| Written request |
Return only the count of lines in which the word "PivotTable" appears.
** start of Exercise materials **
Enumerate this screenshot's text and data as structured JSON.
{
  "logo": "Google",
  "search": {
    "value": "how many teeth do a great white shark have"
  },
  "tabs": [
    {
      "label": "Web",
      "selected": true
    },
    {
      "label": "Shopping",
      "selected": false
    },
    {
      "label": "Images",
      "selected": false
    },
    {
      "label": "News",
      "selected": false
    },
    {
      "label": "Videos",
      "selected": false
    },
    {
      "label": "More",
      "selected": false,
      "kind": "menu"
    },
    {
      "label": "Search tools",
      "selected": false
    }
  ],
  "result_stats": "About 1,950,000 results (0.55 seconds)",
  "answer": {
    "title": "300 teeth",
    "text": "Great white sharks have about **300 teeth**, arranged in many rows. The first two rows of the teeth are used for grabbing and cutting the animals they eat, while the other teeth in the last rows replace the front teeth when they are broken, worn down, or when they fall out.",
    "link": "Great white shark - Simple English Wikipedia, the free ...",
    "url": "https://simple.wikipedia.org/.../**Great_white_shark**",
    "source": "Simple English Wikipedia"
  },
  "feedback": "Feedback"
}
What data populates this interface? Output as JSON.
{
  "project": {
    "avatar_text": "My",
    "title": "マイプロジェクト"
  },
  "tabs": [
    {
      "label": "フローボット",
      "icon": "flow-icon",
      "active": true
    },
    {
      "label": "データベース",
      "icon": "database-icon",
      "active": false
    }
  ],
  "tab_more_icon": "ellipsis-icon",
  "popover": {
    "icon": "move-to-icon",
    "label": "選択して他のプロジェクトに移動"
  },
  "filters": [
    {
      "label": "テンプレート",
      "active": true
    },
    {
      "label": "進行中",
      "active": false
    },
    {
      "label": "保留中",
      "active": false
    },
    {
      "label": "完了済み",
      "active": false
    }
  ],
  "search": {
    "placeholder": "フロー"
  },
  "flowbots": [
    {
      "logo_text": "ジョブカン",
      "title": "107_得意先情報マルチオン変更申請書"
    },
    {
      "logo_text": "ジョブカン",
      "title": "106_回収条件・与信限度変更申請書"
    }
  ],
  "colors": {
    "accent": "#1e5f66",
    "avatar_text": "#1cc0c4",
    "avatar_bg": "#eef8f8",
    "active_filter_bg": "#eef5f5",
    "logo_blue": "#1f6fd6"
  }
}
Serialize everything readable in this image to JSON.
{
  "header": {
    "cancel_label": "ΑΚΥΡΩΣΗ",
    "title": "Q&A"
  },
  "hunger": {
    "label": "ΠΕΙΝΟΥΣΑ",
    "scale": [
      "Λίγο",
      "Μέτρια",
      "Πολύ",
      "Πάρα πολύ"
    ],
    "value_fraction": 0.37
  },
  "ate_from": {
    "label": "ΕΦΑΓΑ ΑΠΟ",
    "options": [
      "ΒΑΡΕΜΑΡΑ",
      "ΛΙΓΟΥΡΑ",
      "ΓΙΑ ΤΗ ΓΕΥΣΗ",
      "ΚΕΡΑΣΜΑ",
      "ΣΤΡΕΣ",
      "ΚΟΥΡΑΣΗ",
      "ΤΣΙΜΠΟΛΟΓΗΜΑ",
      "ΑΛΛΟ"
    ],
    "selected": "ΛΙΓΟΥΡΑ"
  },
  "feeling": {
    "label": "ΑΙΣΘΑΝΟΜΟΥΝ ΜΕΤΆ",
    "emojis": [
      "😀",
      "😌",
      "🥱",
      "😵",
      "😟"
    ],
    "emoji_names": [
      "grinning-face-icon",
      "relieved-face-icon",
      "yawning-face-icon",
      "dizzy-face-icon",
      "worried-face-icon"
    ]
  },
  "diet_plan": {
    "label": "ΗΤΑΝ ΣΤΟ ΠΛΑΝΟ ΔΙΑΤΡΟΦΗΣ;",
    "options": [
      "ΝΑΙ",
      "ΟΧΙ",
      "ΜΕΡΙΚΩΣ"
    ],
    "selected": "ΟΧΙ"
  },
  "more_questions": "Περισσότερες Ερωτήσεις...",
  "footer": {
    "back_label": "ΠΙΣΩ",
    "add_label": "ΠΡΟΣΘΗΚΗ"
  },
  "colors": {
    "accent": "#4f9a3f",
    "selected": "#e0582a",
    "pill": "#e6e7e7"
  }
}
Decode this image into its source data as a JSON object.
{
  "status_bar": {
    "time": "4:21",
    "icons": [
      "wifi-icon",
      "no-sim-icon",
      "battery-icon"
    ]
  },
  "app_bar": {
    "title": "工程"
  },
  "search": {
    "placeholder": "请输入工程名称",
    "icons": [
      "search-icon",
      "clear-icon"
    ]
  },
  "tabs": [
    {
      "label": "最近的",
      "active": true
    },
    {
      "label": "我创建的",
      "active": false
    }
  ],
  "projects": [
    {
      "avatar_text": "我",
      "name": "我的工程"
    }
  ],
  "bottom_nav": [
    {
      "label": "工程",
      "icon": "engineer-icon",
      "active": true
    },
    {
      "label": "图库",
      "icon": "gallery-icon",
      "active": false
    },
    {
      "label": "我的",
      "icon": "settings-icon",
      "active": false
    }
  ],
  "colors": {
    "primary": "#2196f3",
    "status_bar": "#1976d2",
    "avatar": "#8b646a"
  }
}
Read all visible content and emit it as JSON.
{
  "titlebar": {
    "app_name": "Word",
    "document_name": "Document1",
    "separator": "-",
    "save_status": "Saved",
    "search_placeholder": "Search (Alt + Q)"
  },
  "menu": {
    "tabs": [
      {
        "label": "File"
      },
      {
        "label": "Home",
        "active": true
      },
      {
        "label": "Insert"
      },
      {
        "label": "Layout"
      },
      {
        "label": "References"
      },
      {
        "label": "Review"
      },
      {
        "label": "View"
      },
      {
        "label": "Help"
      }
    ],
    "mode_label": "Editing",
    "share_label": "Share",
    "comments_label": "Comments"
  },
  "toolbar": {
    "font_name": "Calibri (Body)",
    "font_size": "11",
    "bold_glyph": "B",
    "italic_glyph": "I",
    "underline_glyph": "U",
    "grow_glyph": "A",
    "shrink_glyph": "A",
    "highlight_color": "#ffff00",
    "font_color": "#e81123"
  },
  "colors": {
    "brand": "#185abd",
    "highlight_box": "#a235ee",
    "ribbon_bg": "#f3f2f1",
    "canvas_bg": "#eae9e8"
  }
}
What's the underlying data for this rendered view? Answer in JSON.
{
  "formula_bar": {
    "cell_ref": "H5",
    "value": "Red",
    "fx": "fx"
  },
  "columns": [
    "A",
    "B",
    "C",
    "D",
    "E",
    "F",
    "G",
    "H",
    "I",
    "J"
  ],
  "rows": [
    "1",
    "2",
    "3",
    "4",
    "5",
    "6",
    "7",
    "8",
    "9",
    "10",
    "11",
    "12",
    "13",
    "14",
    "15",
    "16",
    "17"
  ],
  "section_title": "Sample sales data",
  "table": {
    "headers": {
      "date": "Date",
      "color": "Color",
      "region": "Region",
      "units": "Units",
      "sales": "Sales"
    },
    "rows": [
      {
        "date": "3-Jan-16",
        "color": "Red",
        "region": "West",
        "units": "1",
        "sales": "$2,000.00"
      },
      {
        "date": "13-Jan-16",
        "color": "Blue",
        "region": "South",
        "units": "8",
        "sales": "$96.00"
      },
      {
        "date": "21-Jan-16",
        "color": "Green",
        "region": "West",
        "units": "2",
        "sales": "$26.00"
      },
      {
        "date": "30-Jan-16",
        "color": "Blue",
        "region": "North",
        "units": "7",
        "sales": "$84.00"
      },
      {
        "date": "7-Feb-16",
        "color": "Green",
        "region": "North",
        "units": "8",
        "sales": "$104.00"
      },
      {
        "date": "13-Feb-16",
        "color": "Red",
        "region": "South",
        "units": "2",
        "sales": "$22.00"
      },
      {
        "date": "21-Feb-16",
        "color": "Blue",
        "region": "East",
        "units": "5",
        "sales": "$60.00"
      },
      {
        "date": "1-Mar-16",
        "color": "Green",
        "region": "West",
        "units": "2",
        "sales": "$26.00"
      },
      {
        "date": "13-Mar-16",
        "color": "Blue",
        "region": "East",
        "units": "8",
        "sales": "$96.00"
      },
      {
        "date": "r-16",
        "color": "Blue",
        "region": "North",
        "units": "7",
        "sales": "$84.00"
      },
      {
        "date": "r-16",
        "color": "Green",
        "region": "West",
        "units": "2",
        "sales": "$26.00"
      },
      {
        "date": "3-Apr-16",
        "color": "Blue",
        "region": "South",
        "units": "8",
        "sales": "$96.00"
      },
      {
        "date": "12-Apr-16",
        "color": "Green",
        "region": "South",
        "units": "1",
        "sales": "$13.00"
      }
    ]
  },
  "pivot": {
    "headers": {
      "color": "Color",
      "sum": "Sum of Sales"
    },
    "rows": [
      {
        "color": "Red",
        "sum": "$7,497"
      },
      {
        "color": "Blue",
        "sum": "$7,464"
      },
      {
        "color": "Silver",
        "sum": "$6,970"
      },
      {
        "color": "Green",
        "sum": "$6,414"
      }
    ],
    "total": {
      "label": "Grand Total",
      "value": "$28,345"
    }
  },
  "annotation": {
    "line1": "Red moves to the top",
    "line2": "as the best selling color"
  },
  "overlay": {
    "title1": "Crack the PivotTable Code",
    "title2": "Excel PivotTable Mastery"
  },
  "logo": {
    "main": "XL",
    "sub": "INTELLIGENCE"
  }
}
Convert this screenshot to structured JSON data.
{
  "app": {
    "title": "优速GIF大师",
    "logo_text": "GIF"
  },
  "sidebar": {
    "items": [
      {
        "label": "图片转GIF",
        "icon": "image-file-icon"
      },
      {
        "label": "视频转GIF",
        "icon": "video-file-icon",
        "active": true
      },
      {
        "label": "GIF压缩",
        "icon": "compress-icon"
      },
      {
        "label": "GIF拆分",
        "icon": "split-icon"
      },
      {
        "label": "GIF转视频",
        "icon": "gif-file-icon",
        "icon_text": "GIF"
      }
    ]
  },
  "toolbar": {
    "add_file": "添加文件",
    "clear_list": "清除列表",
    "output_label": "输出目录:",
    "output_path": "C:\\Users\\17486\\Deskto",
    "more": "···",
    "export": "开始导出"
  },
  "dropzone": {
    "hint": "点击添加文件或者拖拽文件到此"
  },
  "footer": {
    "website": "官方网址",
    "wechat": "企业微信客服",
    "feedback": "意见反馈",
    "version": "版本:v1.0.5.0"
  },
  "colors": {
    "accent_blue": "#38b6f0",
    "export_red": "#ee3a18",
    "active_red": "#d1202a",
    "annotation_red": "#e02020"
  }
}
** end of Exercise materials **
| Answer |
2